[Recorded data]
= = =
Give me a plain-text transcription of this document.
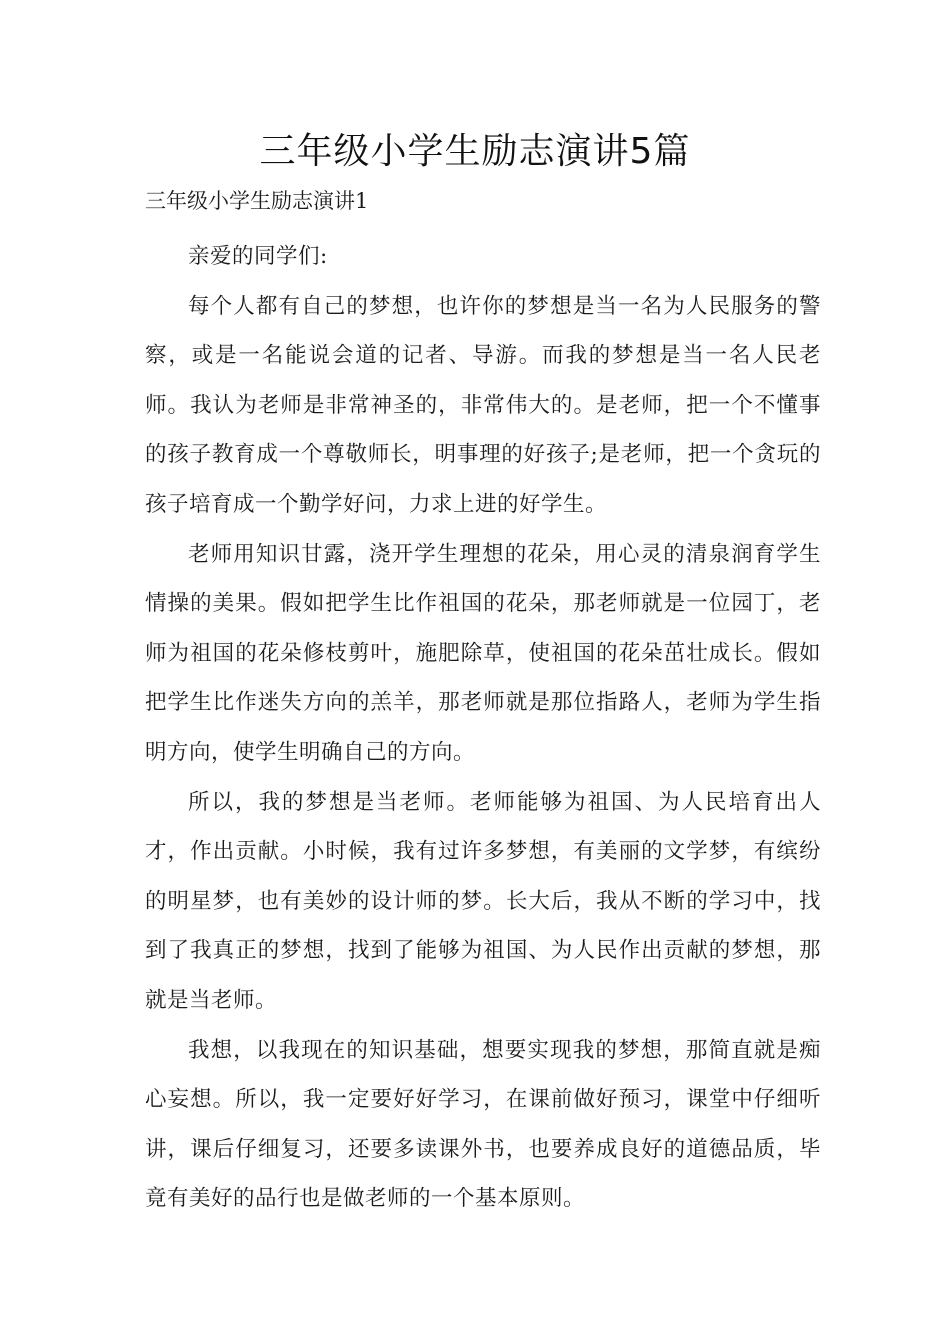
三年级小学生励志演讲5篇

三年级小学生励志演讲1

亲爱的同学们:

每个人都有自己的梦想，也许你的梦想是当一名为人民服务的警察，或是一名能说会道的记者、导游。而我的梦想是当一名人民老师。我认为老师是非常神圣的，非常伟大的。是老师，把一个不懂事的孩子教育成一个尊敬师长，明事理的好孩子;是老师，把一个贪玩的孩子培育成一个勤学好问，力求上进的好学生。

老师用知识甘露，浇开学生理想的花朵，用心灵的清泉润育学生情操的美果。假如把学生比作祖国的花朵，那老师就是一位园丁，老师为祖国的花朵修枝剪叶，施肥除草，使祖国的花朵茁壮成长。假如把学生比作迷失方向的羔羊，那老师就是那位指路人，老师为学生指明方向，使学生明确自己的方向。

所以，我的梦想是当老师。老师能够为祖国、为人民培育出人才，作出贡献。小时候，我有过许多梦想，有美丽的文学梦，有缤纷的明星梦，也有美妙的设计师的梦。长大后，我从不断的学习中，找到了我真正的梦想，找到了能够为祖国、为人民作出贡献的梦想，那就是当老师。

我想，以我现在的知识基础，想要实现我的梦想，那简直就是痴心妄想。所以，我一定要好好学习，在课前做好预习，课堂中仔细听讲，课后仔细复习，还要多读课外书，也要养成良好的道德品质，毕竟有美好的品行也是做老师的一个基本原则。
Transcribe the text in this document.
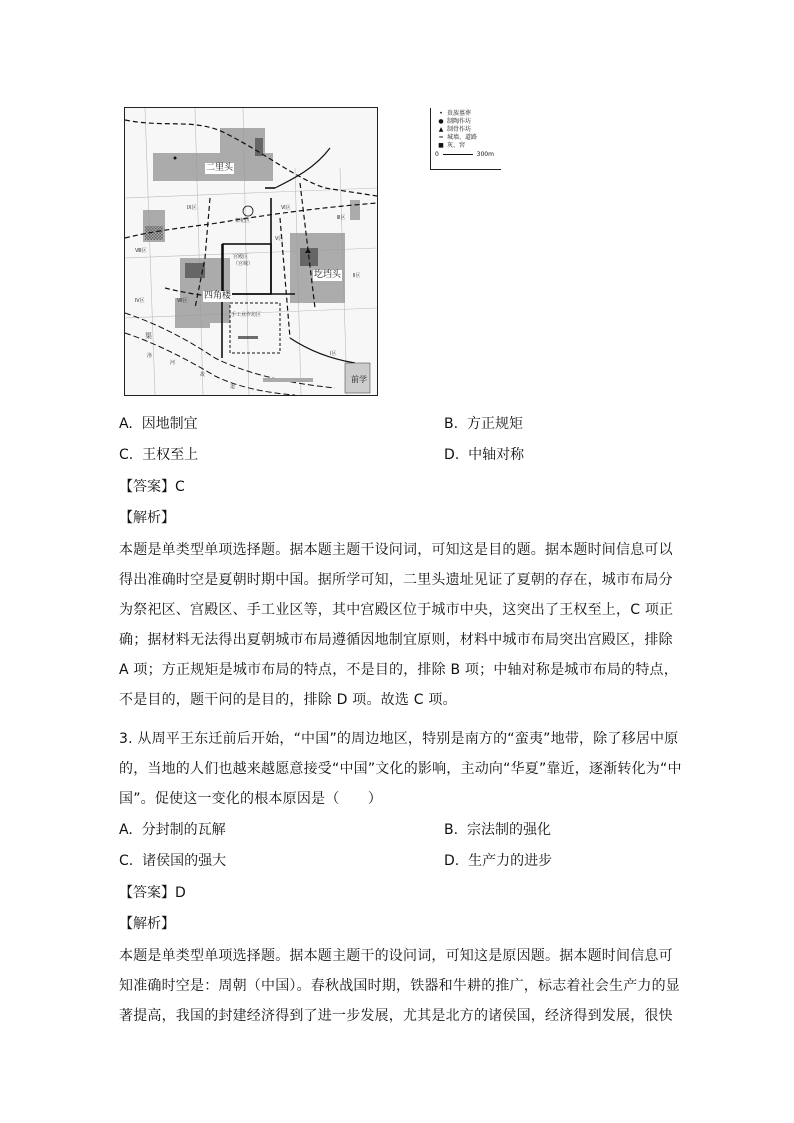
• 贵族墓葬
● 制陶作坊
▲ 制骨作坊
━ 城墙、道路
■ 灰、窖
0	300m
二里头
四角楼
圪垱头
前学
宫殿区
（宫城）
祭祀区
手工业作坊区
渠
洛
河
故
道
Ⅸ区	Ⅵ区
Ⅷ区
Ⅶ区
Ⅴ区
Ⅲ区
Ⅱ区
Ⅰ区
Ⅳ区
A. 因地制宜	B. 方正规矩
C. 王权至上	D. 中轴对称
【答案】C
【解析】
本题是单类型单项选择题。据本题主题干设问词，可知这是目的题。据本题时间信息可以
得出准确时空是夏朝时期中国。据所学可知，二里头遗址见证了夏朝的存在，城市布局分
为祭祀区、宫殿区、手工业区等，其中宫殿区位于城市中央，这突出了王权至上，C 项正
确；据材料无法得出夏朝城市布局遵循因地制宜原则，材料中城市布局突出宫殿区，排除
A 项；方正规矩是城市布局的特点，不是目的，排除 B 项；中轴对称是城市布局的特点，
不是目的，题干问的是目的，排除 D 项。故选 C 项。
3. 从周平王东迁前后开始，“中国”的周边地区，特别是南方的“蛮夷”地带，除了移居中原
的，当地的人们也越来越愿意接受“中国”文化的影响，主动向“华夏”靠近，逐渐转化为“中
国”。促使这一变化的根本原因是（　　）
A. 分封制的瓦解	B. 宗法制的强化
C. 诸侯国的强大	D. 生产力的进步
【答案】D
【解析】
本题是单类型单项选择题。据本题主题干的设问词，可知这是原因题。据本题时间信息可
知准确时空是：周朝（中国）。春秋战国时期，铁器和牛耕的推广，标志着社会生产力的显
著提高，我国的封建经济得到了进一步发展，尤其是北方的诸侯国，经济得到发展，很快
= = =
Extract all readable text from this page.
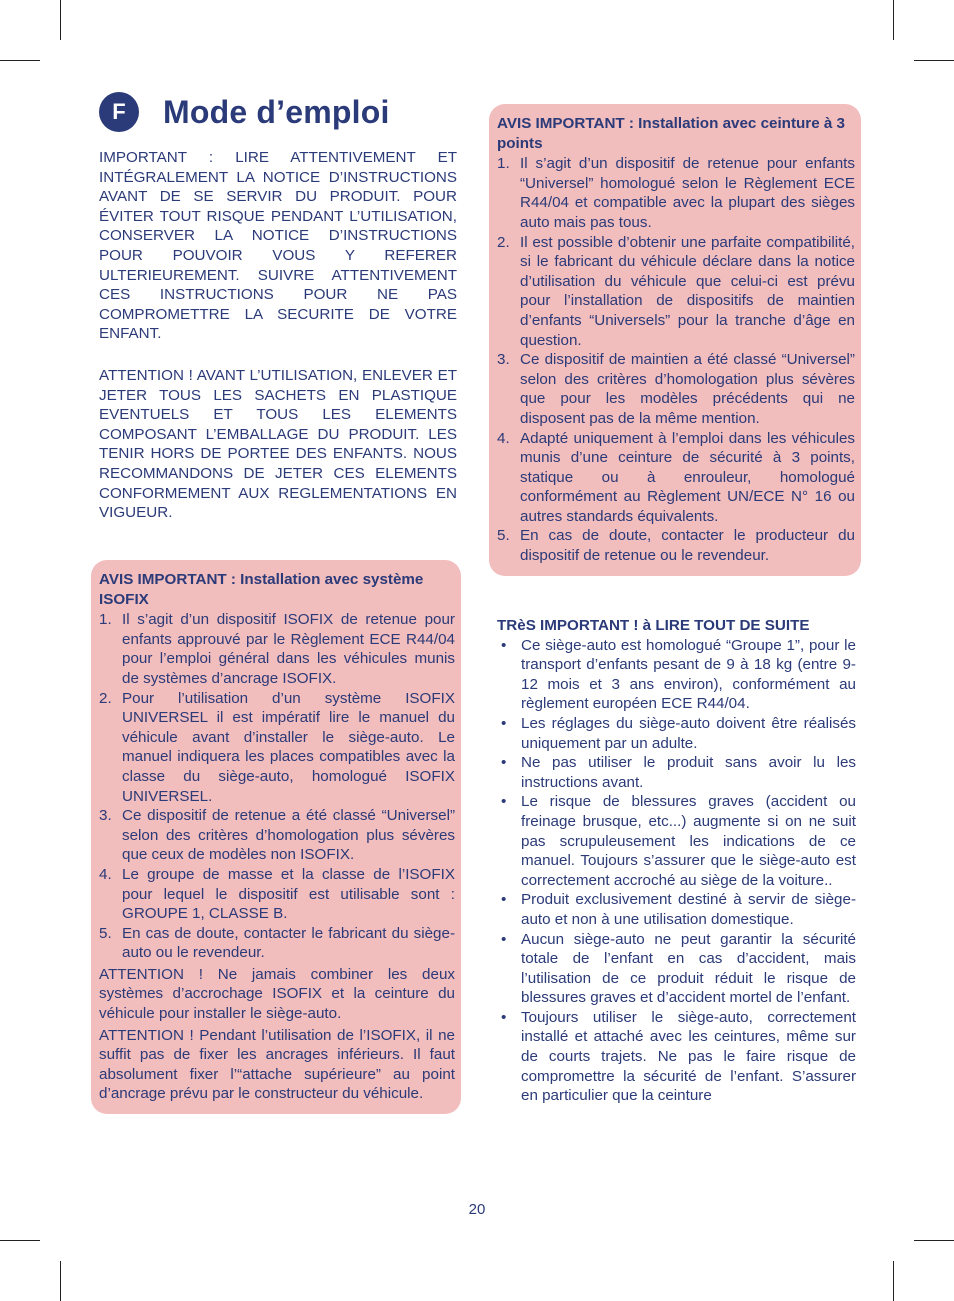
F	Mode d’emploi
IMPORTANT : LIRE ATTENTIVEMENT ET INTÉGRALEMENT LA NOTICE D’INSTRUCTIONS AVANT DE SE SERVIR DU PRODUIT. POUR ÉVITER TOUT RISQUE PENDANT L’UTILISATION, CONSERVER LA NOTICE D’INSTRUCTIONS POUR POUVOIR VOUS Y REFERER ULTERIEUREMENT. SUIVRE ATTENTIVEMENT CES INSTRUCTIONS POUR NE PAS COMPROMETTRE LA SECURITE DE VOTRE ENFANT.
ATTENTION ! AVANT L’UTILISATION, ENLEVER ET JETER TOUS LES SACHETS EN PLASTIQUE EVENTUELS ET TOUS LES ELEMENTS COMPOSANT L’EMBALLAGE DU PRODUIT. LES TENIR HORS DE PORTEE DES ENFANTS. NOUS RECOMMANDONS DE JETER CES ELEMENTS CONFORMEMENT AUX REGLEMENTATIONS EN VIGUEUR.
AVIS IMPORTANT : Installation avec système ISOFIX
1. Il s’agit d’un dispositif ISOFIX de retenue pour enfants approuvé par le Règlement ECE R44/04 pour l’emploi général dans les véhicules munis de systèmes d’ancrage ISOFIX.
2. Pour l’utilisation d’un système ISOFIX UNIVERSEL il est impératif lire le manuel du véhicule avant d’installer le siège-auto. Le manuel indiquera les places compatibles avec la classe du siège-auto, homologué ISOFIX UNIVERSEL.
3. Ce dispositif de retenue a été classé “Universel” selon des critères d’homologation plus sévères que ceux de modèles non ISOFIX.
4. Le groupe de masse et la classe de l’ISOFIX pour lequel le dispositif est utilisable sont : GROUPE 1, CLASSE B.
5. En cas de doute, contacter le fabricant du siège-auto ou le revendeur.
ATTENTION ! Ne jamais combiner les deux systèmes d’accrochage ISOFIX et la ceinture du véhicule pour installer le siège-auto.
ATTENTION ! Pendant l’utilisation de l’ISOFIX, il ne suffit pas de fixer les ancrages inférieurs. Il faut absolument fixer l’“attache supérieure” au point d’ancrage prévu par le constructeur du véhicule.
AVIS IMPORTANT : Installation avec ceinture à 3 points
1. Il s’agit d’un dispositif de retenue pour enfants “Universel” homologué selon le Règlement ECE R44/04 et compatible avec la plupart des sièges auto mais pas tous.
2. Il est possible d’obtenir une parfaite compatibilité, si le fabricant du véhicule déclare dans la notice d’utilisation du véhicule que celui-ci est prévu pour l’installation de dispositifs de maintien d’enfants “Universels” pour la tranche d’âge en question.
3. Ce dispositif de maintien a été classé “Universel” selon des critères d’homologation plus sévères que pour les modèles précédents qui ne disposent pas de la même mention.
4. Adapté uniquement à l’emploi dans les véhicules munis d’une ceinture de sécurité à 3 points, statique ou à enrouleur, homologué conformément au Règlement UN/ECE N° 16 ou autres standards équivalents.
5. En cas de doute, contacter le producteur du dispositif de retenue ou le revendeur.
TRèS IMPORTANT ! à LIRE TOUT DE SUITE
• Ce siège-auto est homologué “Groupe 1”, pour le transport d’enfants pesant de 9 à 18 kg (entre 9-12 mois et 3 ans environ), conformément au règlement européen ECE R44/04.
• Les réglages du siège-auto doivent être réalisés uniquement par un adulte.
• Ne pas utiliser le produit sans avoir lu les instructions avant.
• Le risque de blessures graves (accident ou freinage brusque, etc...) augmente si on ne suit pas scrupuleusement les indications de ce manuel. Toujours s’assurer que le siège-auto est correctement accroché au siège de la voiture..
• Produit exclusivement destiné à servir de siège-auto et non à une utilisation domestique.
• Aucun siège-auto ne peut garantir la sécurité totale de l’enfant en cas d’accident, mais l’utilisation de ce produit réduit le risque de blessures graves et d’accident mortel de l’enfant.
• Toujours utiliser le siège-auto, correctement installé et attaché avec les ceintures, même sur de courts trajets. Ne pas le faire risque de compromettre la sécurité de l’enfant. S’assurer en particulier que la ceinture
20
= = =
» **What you are asked to do**
In the records above, how many lines hold the string "ATTENTION"? Reply with only the number.

» **Correct answer**
3